Provided material –

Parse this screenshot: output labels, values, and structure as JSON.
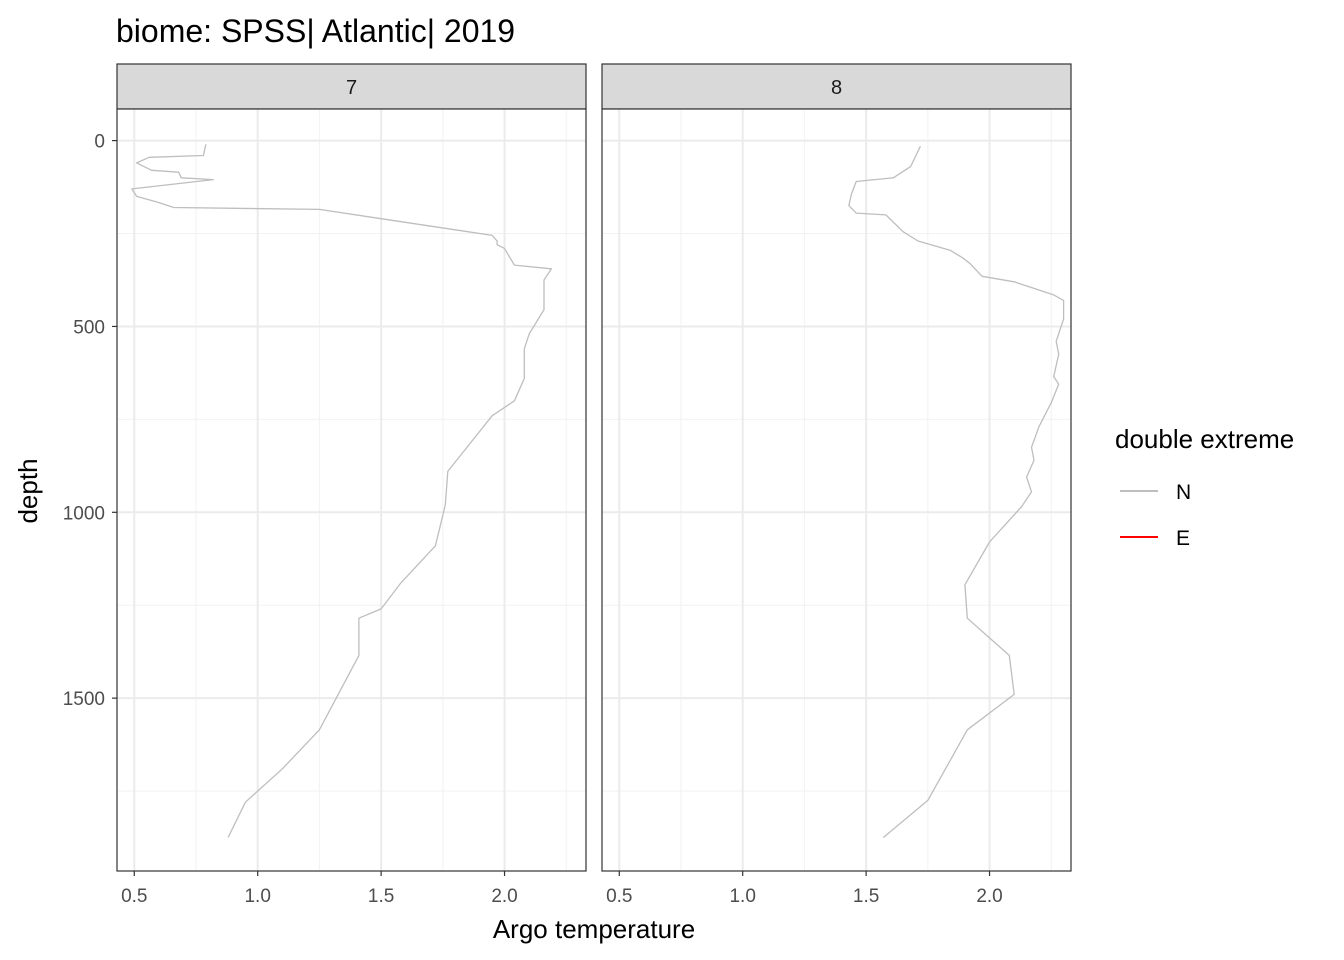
{
  "chart_data": {
    "type": "line",
    "title": "biome: SPSS| Atlantic| 2019",
    "xlabel": "Argo temperature",
    "ylabel": "depth",
    "xlim": [
      0.43,
      2.33
    ],
    "ylim": [
      -85,
      1965
    ],
    "y_reversed": true,
    "x_ticks": [
      "0.5",
      "1.0",
      "1.5",
      "2.0"
    ],
    "x_tick_values": [
      0.5,
      1.0,
      1.5,
      2.0
    ],
    "y_ticks": [
      "0",
      "500",
      "1000",
      "1500"
    ],
    "y_tick_values": [
      0,
      500,
      1000,
      1500
    ],
    "grid": true,
    "legend": {
      "title": "double extreme",
      "position": "right",
      "entries": [
        {
          "label": "N",
          "color": "#bebebe"
        },
        {
          "label": "E",
          "color": "#ff0000"
        }
      ]
    },
    "panels": [
      {
        "strip": "7",
        "series": [
          {
            "legend_key": "N",
            "color": "#bebebe",
            "points": [
              [
                0.79,
                10
              ],
              [
                0.78,
                40
              ],
              [
                0.56,
                45
              ],
              [
                0.51,
                60
              ],
              [
                0.57,
                80
              ],
              [
                0.68,
                85
              ],
              [
                0.69,
                100
              ],
              [
                0.82,
                105
              ],
              [
                0.49,
                130
              ],
              [
                0.51,
                150
              ],
              [
                0.59,
                165
              ],
              [
                0.66,
                180
              ],
              [
                1.25,
                185
              ],
              [
                1.5,
                210
              ],
              [
                1.8,
                240
              ],
              [
                1.95,
                255
              ],
              [
                1.97,
                270
              ],
              [
                1.97,
                280
              ],
              [
                2.0,
                290
              ],
              [
                2.04,
                335
              ],
              [
                2.19,
                345
              ],
              [
                2.16,
                375
              ],
              [
                2.16,
                455
              ],
              [
                2.1,
                520
              ],
              [
                2.08,
                560
              ],
              [
                2.08,
                640
              ],
              [
                2.04,
                700
              ],
              [
                1.95,
                740
              ],
              [
                1.86,
                815
              ],
              [
                1.77,
                890
              ],
              [
                1.76,
                980
              ],
              [
                1.72,
                1090
              ],
              [
                1.58,
                1190
              ],
              [
                1.5,
                1260
              ],
              [
                1.41,
                1285
              ],
              [
                1.41,
                1385
              ],
              [
                1.25,
                1585
              ],
              [
                1.1,
                1690
              ],
              [
                0.95,
                1780
              ],
              [
                0.88,
                1875
              ]
            ]
          }
        ]
      },
      {
        "strip": "8",
        "series": [
          {
            "legend_key": "N",
            "color": "#bebebe",
            "points": [
              [
                1.72,
                15
              ],
              [
                1.68,
                70
              ],
              [
                1.61,
                100
              ],
              [
                1.46,
                110
              ],
              [
                1.44,
                145
              ],
              [
                1.43,
                175
              ],
              [
                1.46,
                195
              ],
              [
                1.58,
                200
              ],
              [
                1.65,
                245
              ],
              [
                1.71,
                270
              ],
              [
                1.84,
                295
              ],
              [
                1.89,
                315
              ],
              [
                1.92,
                330
              ],
              [
                1.97,
                365
              ],
              [
                2.1,
                380
              ],
              [
                2.26,
                415
              ],
              [
                2.3,
                430
              ],
              [
                2.3,
                480
              ],
              [
                2.27,
                540
              ],
              [
                2.28,
                575
              ],
              [
                2.26,
                635
              ],
              [
                2.28,
                655
              ],
              [
                2.25,
                705
              ],
              [
                2.2,
                770
              ],
              [
                2.17,
                825
              ],
              [
                2.18,
                860
              ],
              [
                2.15,
                905
              ],
              [
                2.17,
                945
              ],
              [
                2.13,
                985
              ],
              [
                2.0,
                1080
              ],
              [
                1.9,
                1195
              ],
              [
                1.91,
                1285
              ],
              [
                2.08,
                1385
              ],
              [
                2.1,
                1490
              ],
              [
                1.91,
                1585
              ],
              [
                1.83,
                1680
              ],
              [
                1.75,
                1775
              ],
              [
                1.57,
                1875
              ]
            ]
          }
        ]
      }
    ]
  }
}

Task statement –
Print all of the records shown above exactly, leaving out each picture.

Solution –
Parse this screenshot: output labels, values, and structure as JSON.
{
  "chart_data": {
    "type": "line",
    "title": "biome: SPSS| Atlantic| 2019",
    "xlabel": "Argo temperature",
    "ylabel": "depth",
    "xlim": [
      0.43,
      2.33
    ],
    "ylim": [
      -85,
      1965
    ],
    "y_reversed": true,
    "x_ticks": [
      "0.5",
      "1.0",
      "1.5",
      "2.0"
    ],
    "x_tick_values": [
      0.5,
      1.0,
      1.5,
      2.0
    ],
    "y_ticks": [
      "0",
      "500",
      "1000",
      "1500"
    ],
    "y_tick_values": [
      0,
      500,
      1000,
      1500
    ],
    "grid": true,
    "legend": {
      "title": "double extreme",
      "position": "right",
      "entries": [
        {
          "label": "N",
          "color": "#bebebe"
        },
        {
          "label": "E",
          "color": "#ff0000"
        }
      ]
    },
    "panels": [
      {
        "strip": "7",
        "series": [
          {
            "legend_key": "N",
            "color": "#bebebe",
            "points": [
              [
                0.79,
                10
              ],
              [
                0.78,
                40
              ],
              [
                0.56,
                45
              ],
              [
                0.51,
                60
              ],
              [
                0.57,
                80
              ],
              [
                0.68,
                85
              ],
              [
                0.69,
                100
              ],
              [
                0.82,
                105
              ],
              [
                0.49,
                130
              ],
              [
                0.51,
                150
              ],
              [
                0.59,
                165
              ],
              [
                0.66,
                180
              ],
              [
                1.25,
                185
              ],
              [
                1.5,
                210
              ],
              [
                1.8,
                240
              ],
              [
                1.95,
                255
              ],
              [
                1.97,
                270
              ],
              [
                1.97,
                280
              ],
              [
                2.0,
                290
              ],
              [
                2.04,
                335
              ],
              [
                2.19,
                345
              ],
              [
                2.16,
                375
              ],
              [
                2.16,
                455
              ],
              [
                2.1,
                520
              ],
              [
                2.08,
                560
              ],
              [
                2.08,
                640
              ],
              [
                2.04,
                700
              ],
              [
                1.95,
                740
              ],
              [
                1.86,
                815
              ],
              [
                1.77,
                890
              ],
              [
                1.76,
                980
              ],
              [
                1.72,
                1090
              ],
              [
                1.58,
                1190
              ],
              [
                1.5,
                1260
              ],
              [
                1.41,
                1285
              ],
              [
                1.41,
                1385
              ],
              [
                1.25,
                1585
              ],
              [
                1.1,
                1690
              ],
              [
                0.95,
                1780
              ],
              [
                0.88,
                1875
              ]
            ]
          }
        ]
      },
      {
        "strip": "8",
        "series": [
          {
            "legend_key": "N",
            "color": "#bebebe",
            "points": [
              [
                1.72,
                15
              ],
              [
                1.68,
                70
              ],
              [
                1.61,
                100
              ],
              [
                1.46,
                110
              ],
              [
                1.44,
                145
              ],
              [
                1.43,
                175
              ],
              [
                1.46,
                195
              ],
              [
                1.58,
                200
              ],
              [
                1.65,
                245
              ],
              [
                1.71,
                270
              ],
              [
                1.84,
                295
              ],
              [
                1.89,
                315
              ],
              [
                1.92,
                330
              ],
              [
                1.97,
                365
              ],
              [
                2.1,
                380
              ],
              [
                2.26,
                415
              ],
              [
                2.3,
                430
              ],
              [
                2.3,
                480
              ],
              [
                2.27,
                540
              ],
              [
                2.28,
                575
              ],
              [
                2.26,
                635
              ],
              [
                2.28,
                655
              ],
              [
                2.25,
                705
              ],
              [
                2.2,
                770
              ],
              [
                2.17,
                825
              ],
              [
                2.18,
                860
              ],
              [
                2.15,
                905
              ],
              [
                2.17,
                945
              ],
              [
                2.13,
                985
              ],
              [
                2.0,
                1080
              ],
              [
                1.9,
                1195
              ],
              [
                1.91,
                1285
              ],
              [
                2.08,
                1385
              ],
              [
                2.1,
                1490
              ],
              [
                1.91,
                1585
              ],
              [
                1.83,
                1680
              ],
              [
                1.75,
                1775
              ],
              [
                1.57,
                1875
              ]
            ]
          }
        ]
      }
    ]
  }
}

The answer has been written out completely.